## SHORT PROBLEM
Rewrite the rows beginning at the line that has "authorization-input[interactable] [150,315,379,351]" and stopping after the line that has "background-glow [6,20,366,220]", with "shield-check-icon" replaced by "shield-icon" and all else unchanged.

## Dataset records
"""

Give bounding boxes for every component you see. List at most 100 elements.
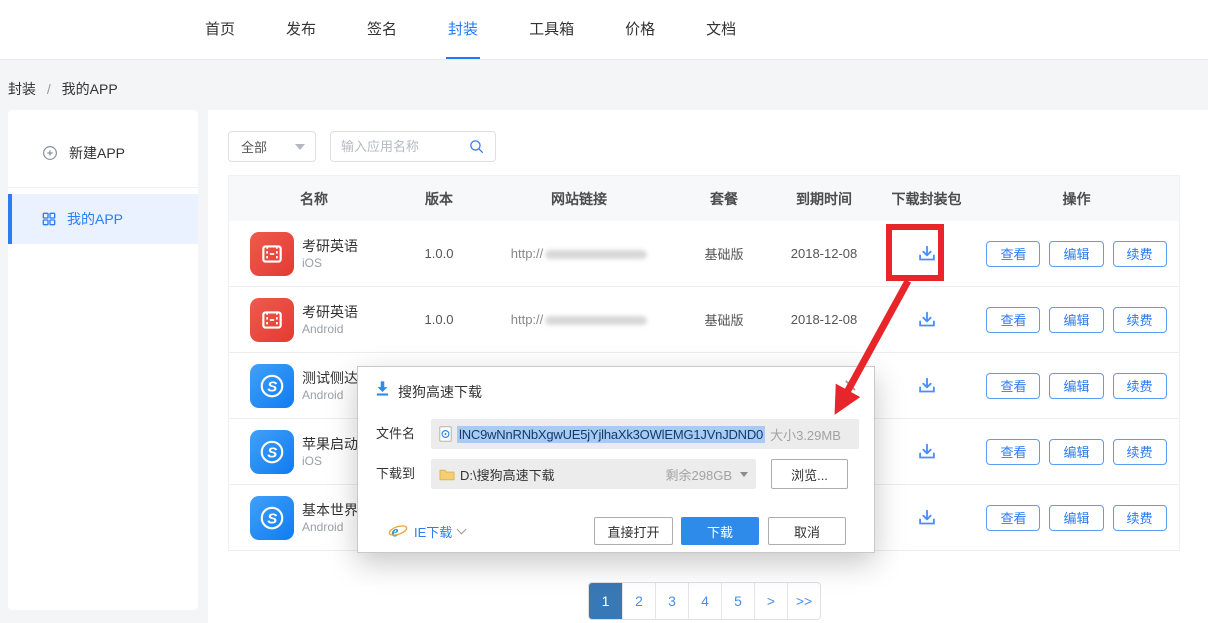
app-platform: Android bbox=[302, 387, 358, 403]
view-button[interactable]: 查看 bbox=[986, 505, 1040, 531]
col-header-plan: 套餐 bbox=[679, 189, 769, 209]
sogou-app-icon: S bbox=[250, 430, 294, 474]
download-package-button[interactable] bbox=[879, 309, 974, 331]
filename-value: lNC9wNnRNbXgwUE5jYjlhaXk3OWlEMG1JVnJDND0 bbox=[457, 426, 765, 443]
nav-item-home[interactable]: 首页 bbox=[203, 0, 237, 59]
nav-item-package[interactable]: 封装 bbox=[446, 0, 480, 59]
free-space: 剩余298GB bbox=[666, 465, 732, 484]
breadcrumb-section[interactable]: 封装 bbox=[8, 81, 36, 97]
page-last[interactable]: >> bbox=[787, 583, 820, 619]
col-header-name: 名称 bbox=[229, 189, 399, 209]
download-package-button[interactable] bbox=[879, 375, 974, 397]
ie-download-label: IE下载 bbox=[414, 522, 452, 541]
app-name: 考研英语 bbox=[302, 237, 358, 255]
app-name: 苹果启动 bbox=[302, 435, 358, 453]
sidebar-item-my-app[interactable]: 我的APP bbox=[8, 194, 198, 244]
breadcrumb-separator: / bbox=[47, 81, 51, 97]
download-icon bbox=[916, 441, 938, 463]
nav-item-docs[interactable]: 文档 bbox=[704, 0, 738, 59]
filename-label: 文件名 bbox=[376, 419, 415, 449]
app-version: 1.0.0 bbox=[399, 246, 479, 261]
edit-button[interactable]: 编辑 bbox=[1049, 439, 1103, 465]
renew-button[interactable]: 续费 bbox=[1113, 307, 1167, 333]
sidebar-item-label: 新建APP bbox=[69, 143, 125, 163]
edit-button[interactable]: 编辑 bbox=[1049, 241, 1103, 267]
view-button[interactable]: 查看 bbox=[986, 373, 1040, 399]
edit-button[interactable]: 编辑 bbox=[1049, 505, 1103, 531]
table-row: 考研英语 Android 1.0.0 http:// 基础版 2018-12-0… bbox=[229, 287, 1179, 353]
app-platform: iOS bbox=[302, 453, 358, 469]
browse-button[interactable]: 浏览... bbox=[771, 459, 848, 489]
view-button[interactable]: 查看 bbox=[986, 241, 1040, 267]
search-icon[interactable] bbox=[468, 138, 485, 155]
breadcrumb-current: 我的APP bbox=[62, 81, 118, 97]
search-input[interactable] bbox=[341, 139, 468, 154]
app-expiry: 2018-12-08 bbox=[769, 312, 879, 327]
path-label: 下载到 bbox=[376, 459, 415, 489]
renew-button[interactable]: 续费 bbox=[1113, 241, 1167, 267]
nav-item-price[interactable]: 价格 bbox=[623, 0, 657, 59]
cancel-button[interactable]: 取消 bbox=[768, 517, 846, 545]
blurred-url bbox=[545, 316, 647, 325]
app-plan: 基础版 bbox=[679, 310, 769, 329]
download-package-button[interactable] bbox=[879, 507, 974, 529]
caret-down-icon bbox=[295, 144, 305, 150]
top-nav: 首页 发布 签名 封装 工具箱 价格 文档 bbox=[0, 0, 1208, 60]
search-box bbox=[330, 131, 496, 162]
nav-item-publish[interactable]: 发布 bbox=[284, 0, 318, 59]
page-next[interactable]: > bbox=[754, 583, 787, 619]
sogou-app-icon: S bbox=[250, 496, 294, 540]
download-path-field[interactable]: D:\搜狗高速下载 剩余298GB bbox=[431, 459, 756, 489]
folder-icon bbox=[439, 468, 455, 481]
page-4[interactable]: 4 bbox=[688, 583, 721, 619]
app-version: 1.0.0 bbox=[399, 312, 479, 327]
edit-button[interactable]: 编辑 bbox=[1049, 307, 1103, 333]
app-name: 考研英语 bbox=[302, 303, 358, 321]
view-button[interactable]: 查看 bbox=[986, 307, 1040, 333]
app-expiry: 2018-12-08 bbox=[769, 246, 879, 261]
sidebar-item-new-app[interactable]: 新建APP bbox=[8, 118, 198, 188]
ie-download-link[interactable]: e IE下载 bbox=[388, 517, 465, 545]
download-button[interactable]: 下载 bbox=[681, 517, 759, 545]
open-direct-button[interactable]: 直接打开 bbox=[594, 517, 673, 545]
movie-app-icon bbox=[250, 232, 294, 276]
download-package-button[interactable] bbox=[879, 441, 974, 463]
col-header-actions: 操作 bbox=[974, 189, 1179, 209]
app-platform: iOS bbox=[302, 255, 358, 271]
svg-text:S: S bbox=[267, 378, 277, 395]
col-header-download: 下载封装包 bbox=[879, 189, 974, 209]
blurred-url bbox=[545, 250, 647, 259]
renew-button[interactable]: 续费 bbox=[1113, 439, 1167, 465]
renew-button[interactable]: 续费 bbox=[1113, 505, 1167, 531]
category-dropdown[interactable]: 全部 bbox=[228, 131, 316, 162]
nav-item-toolbox[interactable]: 工具箱 bbox=[527, 0, 576, 59]
svg-text:S: S bbox=[267, 444, 277, 461]
sidebar: 新建APP 我的APP bbox=[8, 110, 198, 610]
close-icon[interactable]: ✕ bbox=[843, 376, 858, 397]
page-2[interactable]: 2 bbox=[622, 583, 655, 619]
file-icon bbox=[439, 426, 452, 442]
app-name: 基本世界 bbox=[302, 501, 358, 519]
file-size: 大小3.29MB bbox=[770, 425, 841, 444]
filename-field[interactable]: lNC9wNnRNbXgwUE5jYjlhaXk3OWlEMG1JVnJDND0… bbox=[431, 419, 859, 449]
col-header-expiry: 到期时间 bbox=[769, 189, 879, 209]
nav-item-sign[interactable]: 签名 bbox=[365, 0, 399, 59]
table-header-row: 名称 版本 网站链接 套餐 到期时间 下载封装包 操作 bbox=[229, 176, 1179, 221]
renew-button[interactable]: 续费 bbox=[1113, 373, 1167, 399]
page-1[interactable]: 1 bbox=[589, 583, 622, 619]
ie-icon: e bbox=[388, 521, 408, 541]
page-5[interactable]: 5 bbox=[721, 583, 754, 619]
view-button[interactable]: 查看 bbox=[986, 439, 1040, 465]
app-plan: 基础版 bbox=[679, 244, 769, 263]
app-url: http:// bbox=[479, 246, 679, 261]
download-path-value: D:\搜狗高速下载 bbox=[460, 465, 555, 484]
app-platform: Android bbox=[302, 519, 358, 535]
pagination: 1 2 3 4 5 > >> bbox=[588, 582, 821, 620]
page-3[interactable]: 3 bbox=[655, 583, 688, 619]
edit-button[interactable]: 编辑 bbox=[1049, 373, 1103, 399]
download-icon bbox=[916, 375, 938, 397]
download-icon bbox=[374, 380, 391, 397]
app-platform: Android bbox=[302, 321, 358, 337]
dialog-title: 搜狗高速下载 bbox=[398, 382, 482, 402]
download-icon bbox=[916, 309, 938, 331]
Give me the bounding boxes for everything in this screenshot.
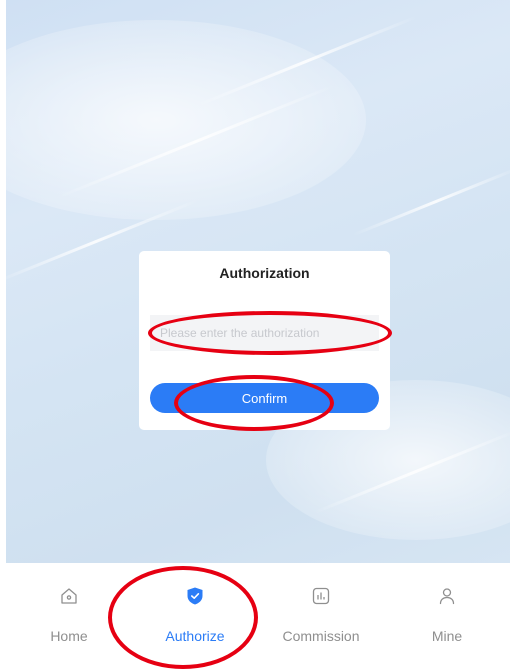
authorization-input[interactable] [150,315,379,351]
background-panel: Authorization Confirm [6,0,510,563]
tab-label: Mine [431,628,463,644]
tab-label: Commission [282,628,360,644]
tab-mine[interactable]: Mine [384,563,510,671]
home-icon [61,588,77,604]
tab-commission[interactable]: Commission [258,563,384,671]
tab-home[interactable]: Home [6,563,132,671]
shield-check-icon [187,587,203,605]
bottom-tab-bar: Home Authorize Commission Mine [6,563,510,671]
tab-label: Authorize [165,628,225,644]
dialog-title: Authorization [219,265,310,281]
confirm-button[interactable]: Confirm [150,383,379,413]
background-streak [351,166,510,237]
background-glow [6,20,366,220]
tab-authorize[interactable]: Authorize [132,563,258,671]
authorization-dialog: Authorization Confirm [139,251,390,430]
tab-label: Home [50,628,88,644]
user-icon [439,588,455,605]
chart-icon [312,587,330,605]
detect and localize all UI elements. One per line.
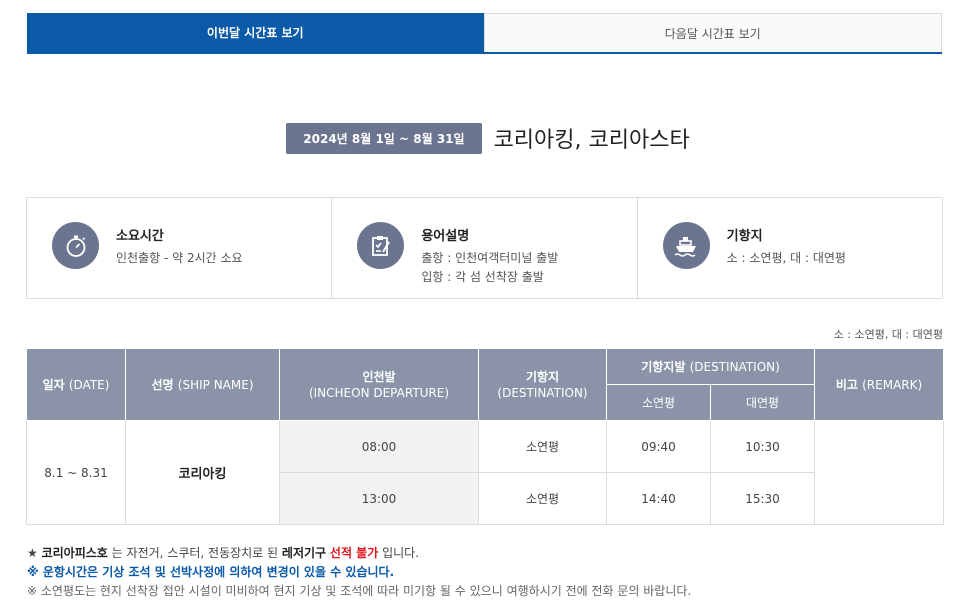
cell-date: 8.1 ~ 8.31	[26, 420, 126, 525]
header-destination: 기항지 (DESTINATION)	[478, 348, 607, 421]
info-duration: 소요시간 인천출항 - 약 2시간 소요	[27, 198, 333, 298]
cell-so-time: 09:40	[606, 420, 711, 473]
table-row: 8.1 ~ 8.31 코리아킹 08:00 소연평 09:40 10:30	[26, 420, 945, 525]
header-so: 소연평	[606, 384, 711, 421]
header-ship: 선명 (SHIP NAME)	[125, 348, 280, 421]
info-terms-title: 용어설명	[421, 229, 470, 244]
header-incheon-departure: 인천발 (INCHEON DEPARTURE)	[279, 348, 479, 421]
ship-icon	[662, 222, 710, 269]
info-duration-title: 소요시간	[116, 229, 164, 244]
clipboard-check-icon	[357, 222, 405, 269]
header-dae: 대연평	[709, 384, 816, 421]
period-badge: 2024년 8월 1일 ~ 8월 31일	[286, 122, 482, 154]
info-port-text: 소 : 소연평, 대 : 대연평	[726, 251, 846, 265]
info-port-title: 기항지	[726, 229, 763, 244]
timetable: 일자 (DATE) 선명 (SHIP NAME) 인천발 (INCHEON DEP…	[26, 348, 945, 525]
stopwatch-icon	[52, 222, 99, 269]
cell-destination: 소연평	[478, 420, 607, 473]
info-terms: 용어설명 출항 : 인천여객터미널 출발 입항 : 각 섬 선착장 출발	[332, 198, 638, 298]
note-soyeonpyeong: ※ 소연평도는 현지 선착장 접안 시설이 미비하여 현지 기상 및 조석에 따…	[27, 584, 692, 598]
cell-ship: 코리아킹	[125, 420, 280, 525]
cell-destination: 소연평	[478, 472, 607, 525]
info-terms-arrival: 입항 : 각 섬 선착장 출발	[421, 270, 544, 284]
page-title: 코리아킹, 코리아스타	[493, 128, 690, 153]
info-port: 기항지 소 : 소연평, 대 : 대연평	[638, 198, 942, 298]
cell-dae-time: 15:30	[709, 472, 816, 525]
header-destination-departure: 기항지발 (DESTINATION)	[605, 348, 816, 385]
cell-dae-time: 10:30	[709, 420, 816, 473]
cell-departure: 13:00	[279, 472, 479, 525]
info-panel: 소요시간 인천출항 - 약 2시간 소요 용어설명 출항 : 인천여객터미널 출…	[26, 197, 943, 299]
cell-departure: 08:00	[279, 420, 479, 473]
legend-note: 소 : 소연평, 대 : 대연평	[833, 328, 943, 341]
note-leisure: ★ 코리아피스호 는 자전거, 스쿠터, 전동장치로 된 레저기구 선적 불가 …	[27, 546, 420, 560]
info-terms-departure: 출항 : 인천여객터미널 출발	[421, 251, 559, 265]
notes: ★ 코리아피스호 는 자전거, 스쿠터, 전동장치로 된 레저기구 선적 불가 …	[27, 544, 691, 601]
header-date: 일자 (DATE)	[26, 348, 126, 421]
tab-next-month[interactable]: 다음달 시간표 보기	[483, 13, 942, 52]
tab-this-month[interactable]: 이번달 시간표 보기	[27, 13, 484, 52]
header-remark: 비고 (REMARK)	[814, 348, 945, 421]
note-schedule-change: ※ 운항시간은 기상 조석 및 선박사정에 의하여 변경이 있을 수 있습니다.	[27, 565, 395, 579]
timetable-tabs: 이번달 시간표 보기 다음달 시간표 보기	[27, 13, 942, 54]
cell-remark	[814, 420, 945, 525]
period-heading: 2024년 8월 1일 ~ 8월 31일 코리아킹, 코리아스타	[0, 122, 976, 154]
cell-so-time: 14:40	[606, 472, 711, 525]
info-duration-text: 인천출항 - 약 2시간 소요	[116, 251, 243, 265]
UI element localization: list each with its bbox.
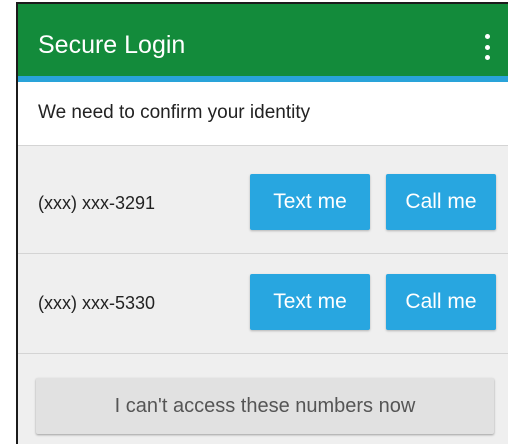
app-title: Secure Login xyxy=(38,31,186,59)
app-screen: Secure Login We need to confirm your ide… xyxy=(16,2,508,444)
text-me-button[interactable]: Text me xyxy=(250,174,370,230)
call-me-button[interactable]: Call me xyxy=(386,274,496,330)
cant-access-numbers-button[interactable]: I can't access these numbers now xyxy=(36,378,494,434)
phone-row: (xxx) xxx-3291 Text me Call me xyxy=(18,154,508,254)
phone-number: (xxx) xxx-5330 xyxy=(38,293,156,313)
text-me-button[interactable]: Text me xyxy=(250,274,370,330)
overflow-menu-icon[interactable] xyxy=(484,34,490,60)
phone-number: (xxx) xxx-3291 xyxy=(38,193,156,213)
phone-row: (xxx) xxx-5330 Text me Call me xyxy=(18,254,508,354)
menu-dot xyxy=(484,34,490,39)
identity-prompt: We need to confirm your identity xyxy=(18,82,508,146)
menu-dot xyxy=(484,44,490,50)
identity-prompt-text: We need to confirm your identity xyxy=(38,102,311,123)
call-me-button[interactable]: Call me xyxy=(386,174,496,230)
menu-dot xyxy=(484,55,490,60)
app-bar: Secure Login xyxy=(18,4,508,82)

"""

## EXPECTED OUTPUT
authorization-input[interactable] [150,315,379,351]
background-panel: Authorization Confirm [6,0,510,563]
tab-label: Mine [431,628,463,644]
tab-label: Commission [282,628,360,644]
tab-mine[interactable]: Mine [384,563,510,671]
home-icon [61,588,77,604]
tab-commission[interactable]: Commission [258,563,384,671]
tab-home[interactable]: Home [6,563,132,671]
shield-icon [187,587,203,605]
bottom-tab-bar: Home Authorize Commission Mine [6,563,510,671]
tab-label: Authorize [165,628,225,644]
dialog-title: Authorization [219,265,310,281]
confirm-button[interactable]: Confirm [150,383,379,413]
background-streak [351,166,510,237]
background-glow [6,20,366,220]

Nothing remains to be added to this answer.